** START OF Supplied material **

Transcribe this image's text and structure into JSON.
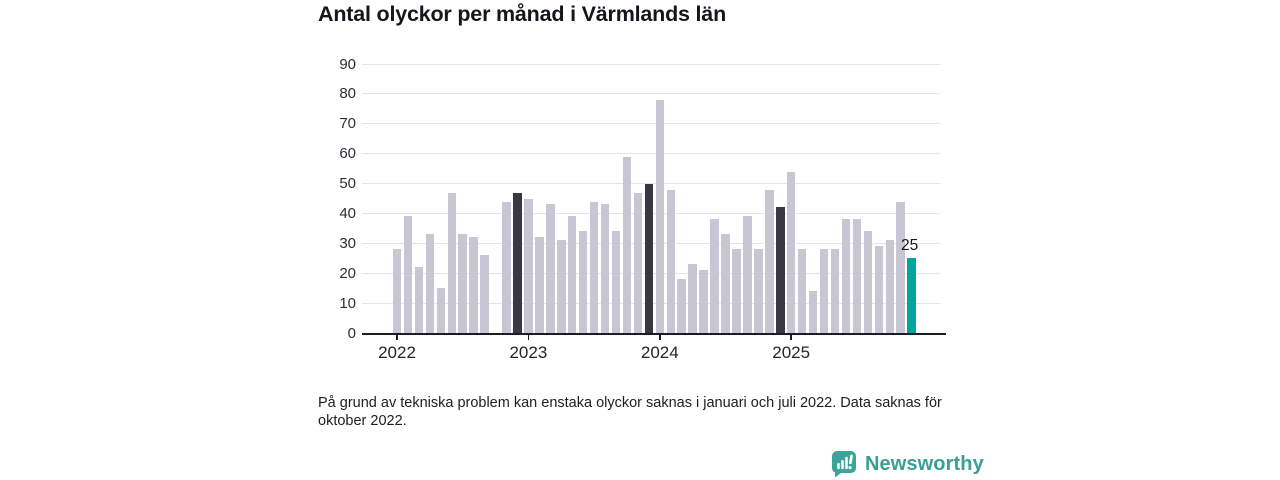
{
  "title": "Antal olyckor per månad i Värmlands län",
  "footnote": {
    "full": "På grund av tekniska problem kan enstaka olyckor saknas i januari och juli 2022. Data saknas för oktober 2022.",
    "lines": [
      "På grund av tekniska problem kan enstaka olyckor saknas i januari och juli 2022. Data saknas för",
      "oktober 2022."
    ]
  },
  "branding": {
    "label": "Newsworthy",
    "icon": "newsworthy-speech-bubble-bar-chart-icon"
  },
  "colors": {
    "bar_normal": "#c8c6d3",
    "bar_dark": "#393744",
    "bar_accent": "#00a59b",
    "gridline": "#e5e4eb",
    "axis": "#1c1c24",
    "brand_teal": "#3a9e96",
    "text": "#15151c"
  },
  "chart_data": {
    "type": "bar",
    "title": "Antal olyckor per månad i Värmlands län",
    "xlabel": "",
    "ylabel": "",
    "ylim": [
      0,
      90
    ],
    "yticks": [
      0,
      10,
      20,
      30,
      40,
      50,
      60,
      70,
      80,
      90
    ],
    "grid": "horizontal",
    "legend": "none",
    "note": "value null = data missing (oktober 2022)",
    "year_ticks": [
      {
        "label": "2022",
        "month_index": 0
      },
      {
        "label": "2023",
        "month_index": 12
      },
      {
        "label": "2024",
        "month_index": 24
      },
      {
        "label": "2025",
        "month_index": 36
      }
    ],
    "months": [
      {
        "month": "2022-01",
        "value": 28,
        "style": "normal"
      },
      {
        "month": "2022-02",
        "value": 39,
        "style": "normal"
      },
      {
        "month": "2022-03",
        "value": 22,
        "style": "normal"
      },
      {
        "month": "2022-04",
        "value": 33,
        "style": "normal"
      },
      {
        "month": "2022-05",
        "value": 15,
        "style": "normal"
      },
      {
        "month": "2022-06",
        "value": 47,
        "style": "normal"
      },
      {
        "month": "2022-07",
        "value": 33,
        "style": "normal"
      },
      {
        "month": "2022-08",
        "value": 32,
        "style": "normal"
      },
      {
        "month": "2022-09",
        "value": 26,
        "style": "normal"
      },
      {
        "month": "2022-10",
        "value": null,
        "style": "missing"
      },
      {
        "month": "2022-11",
        "value": 44,
        "style": "normal"
      },
      {
        "month": "2022-12",
        "value": 47,
        "style": "dark"
      },
      {
        "month": "2023-01",
        "value": 45,
        "style": "normal"
      },
      {
        "month": "2023-02",
        "value": 32,
        "style": "normal"
      },
      {
        "month": "2023-03",
        "value": 43,
        "style": "normal"
      },
      {
        "month": "2023-04",
        "value": 31,
        "style": "normal"
      },
      {
        "month": "2023-05",
        "value": 39,
        "style": "normal"
      },
      {
        "month": "2023-06",
        "value": 34,
        "style": "normal"
      },
      {
        "month": "2023-07",
        "value": 44,
        "style": "normal"
      },
      {
        "month": "2023-08",
        "value": 43,
        "style": "normal"
      },
      {
        "month": "2023-09",
        "value": 34,
        "style": "normal"
      },
      {
        "month": "2023-10",
        "value": 59,
        "style": "normal"
      },
      {
        "month": "2023-11",
        "value": 47,
        "style": "normal"
      },
      {
        "month": "2023-12",
        "value": 50,
        "style": "dark"
      },
      {
        "month": "2024-01",
        "value": 78,
        "style": "normal"
      },
      {
        "month": "2024-02",
        "value": 48,
        "style": "normal"
      },
      {
        "month": "2024-03",
        "value": 18,
        "style": "normal"
      },
      {
        "month": "2024-04",
        "value": 23,
        "style": "normal"
      },
      {
        "month": "2024-05",
        "value": 21,
        "style": "normal"
      },
      {
        "month": "2024-06",
        "value": 38,
        "style": "normal"
      },
      {
        "month": "2024-07",
        "value": 33,
        "style": "normal"
      },
      {
        "month": "2024-08",
        "value": 28,
        "style": "normal"
      },
      {
        "month": "2024-09",
        "value": 39,
        "style": "normal"
      },
      {
        "month": "2024-10",
        "value": 28,
        "style": "normal"
      },
      {
        "month": "2024-11",
        "value": 48,
        "style": "normal"
      },
      {
        "month": "2024-12",
        "value": 42,
        "style": "dark"
      },
      {
        "month": "2025-01",
        "value": 54,
        "style": "normal"
      },
      {
        "month": "2025-02",
        "value": 28,
        "style": "normal"
      },
      {
        "month": "2025-03",
        "value": 14,
        "style": "normal"
      },
      {
        "month": "2025-04",
        "value": 28,
        "style": "normal"
      },
      {
        "month": "2025-05",
        "value": 28,
        "style": "normal"
      },
      {
        "month": "2025-06",
        "value": 38,
        "style": "normal"
      },
      {
        "month": "2025-07",
        "value": 38,
        "style": "normal"
      },
      {
        "month": "2025-08",
        "value": 34,
        "style": "normal"
      },
      {
        "month": "2025-09",
        "value": 29,
        "style": "normal"
      },
      {
        "month": "2025-10",
        "value": 31,
        "style": "normal"
      },
      {
        "month": "2025-11",
        "value": 44,
        "style": "normal"
      },
      {
        "month": "2025-12",
        "value": 25,
        "style": "accent"
      }
    ],
    "annotation": {
      "month": "2025-12",
      "label": "25"
    }
  }
}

** END OF Supplied material **

Set down the material above as is, without any pictures.

Transcribe this image's text and structure into JSON.
{
  "title": "Antal olyckor per månad i Värmlands län",
  "footnote": {
    "full": "På grund av tekniska problem kan enstaka olyckor saknas i januari och juli 2022. Data saknas för oktober 2022.",
    "lines": [
      "På grund av tekniska problem kan enstaka olyckor saknas i januari och juli 2022. Data saknas för",
      "oktober 2022."
    ]
  },
  "branding": {
    "label": "Newsworthy",
    "icon": "newsworthy-speech-bubble-bar-chart-icon"
  },
  "colors": {
    "bar_normal": "#c8c6d3",
    "bar_dark": "#393744",
    "bar_accent": "#00a59b",
    "gridline": "#e5e4eb",
    "axis": "#1c1c24",
    "brand_teal": "#3a9e96",
    "text": "#15151c"
  },
  "chart_data": {
    "type": "bar",
    "title": "Antal olyckor per månad i Värmlands län",
    "xlabel": "",
    "ylabel": "",
    "ylim": [
      0,
      90
    ],
    "yticks": [
      0,
      10,
      20,
      30,
      40,
      50,
      60,
      70,
      80,
      90
    ],
    "grid": "horizontal",
    "legend": "none",
    "note": "value null = data missing (oktober 2022)",
    "year_ticks": [
      {
        "label": "2022",
        "month_index": 0
      },
      {
        "label": "2023",
        "month_index": 12
      },
      {
        "label": "2024",
        "month_index": 24
      },
      {
        "label": "2025",
        "month_index": 36
      }
    ],
    "months": [
      {
        "month": "2022-01",
        "value": 28,
        "style": "normal"
      },
      {
        "month": "2022-02",
        "value": 39,
        "style": "normal"
      },
      {
        "month": "2022-03",
        "value": 22,
        "style": "normal"
      },
      {
        "month": "2022-04",
        "value": 33,
        "style": "normal"
      },
      {
        "month": "2022-05",
        "value": 15,
        "style": "normal"
      },
      {
        "month": "2022-06",
        "value": 47,
        "style": "normal"
      },
      {
        "month": "2022-07",
        "value": 33,
        "style": "normal"
      },
      {
        "month": "2022-08",
        "value": 32,
        "style": "normal"
      },
      {
        "month": "2022-09",
        "value": 26,
        "style": "normal"
      },
      {
        "month": "2022-10",
        "value": null,
        "style": "missing"
      },
      {
        "month": "2022-11",
        "value": 44,
        "style": "normal"
      },
      {
        "month": "2022-12",
        "value": 47,
        "style": "dark"
      },
      {
        "month": "2023-01",
        "value": 45,
        "style": "normal"
      },
      {
        "month": "2023-02",
        "value": 32,
        "style": "normal"
      },
      {
        "month": "2023-03",
        "value": 43,
        "style": "normal"
      },
      {
        "month": "2023-04",
        "value": 31,
        "style": "normal"
      },
      {
        "month": "2023-05",
        "value": 39,
        "style": "normal"
      },
      {
        "month": "2023-06",
        "value": 34,
        "style": "normal"
      },
      {
        "month": "2023-07",
        "value": 44,
        "style": "normal"
      },
      {
        "month": "2023-08",
        "value": 43,
        "style": "normal"
      },
      {
        "month": "2023-09",
        "value": 34,
        "style": "normal"
      },
      {
        "month": "2023-10",
        "value": 59,
        "style": "normal"
      },
      {
        "month": "2023-11",
        "value": 47,
        "style": "normal"
      },
      {
        "month": "2023-12",
        "value": 50,
        "style": "dark"
      },
      {
        "month": "2024-01",
        "value": 78,
        "style": "normal"
      },
      {
        "month": "2024-02",
        "value": 48,
        "style": "normal"
      },
      {
        "month": "2024-03",
        "value": 18,
        "style": "normal"
      },
      {
        "month": "2024-04",
        "value": 23,
        "style": "normal"
      },
      {
        "month": "2024-05",
        "value": 21,
        "style": "normal"
      },
      {
        "month": "2024-06",
        "value": 38,
        "style": "normal"
      },
      {
        "month": "2024-07",
        "value": 33,
        "style": "normal"
      },
      {
        "month": "2024-08",
        "value": 28,
        "style": "normal"
      },
      {
        "month": "2024-09",
        "value": 39,
        "style": "normal"
      },
      {
        "month": "2024-10",
        "value": 28,
        "style": "normal"
      },
      {
        "month": "2024-11",
        "value": 48,
        "style": "normal"
      },
      {
        "month": "2024-12",
        "value": 42,
        "style": "dark"
      },
      {
        "month": "2025-01",
        "value": 54,
        "style": "normal"
      },
      {
        "month": "2025-02",
        "value": 28,
        "style": "normal"
      },
      {
        "month": "2025-03",
        "value": 14,
        "style": "normal"
      },
      {
        "month": "2025-04",
        "value": 28,
        "style": "normal"
      },
      {
        "month": "2025-05",
        "value": 28,
        "style": "normal"
      },
      {
        "month": "2025-06",
        "value": 38,
        "style": "normal"
      },
      {
        "month": "2025-07",
        "value": 38,
        "style": "normal"
      },
      {
        "month": "2025-08",
        "value": 34,
        "style": "normal"
      },
      {
        "month": "2025-09",
        "value": 29,
        "style": "normal"
      },
      {
        "month": "2025-10",
        "value": 31,
        "style": "normal"
      },
      {
        "month": "2025-11",
        "value": 44,
        "style": "normal"
      },
      {
        "month": "2025-12",
        "value": 25,
        "style": "accent"
      }
    ],
    "annotation": {
      "month": "2025-12",
      "label": "25"
    }
  }
}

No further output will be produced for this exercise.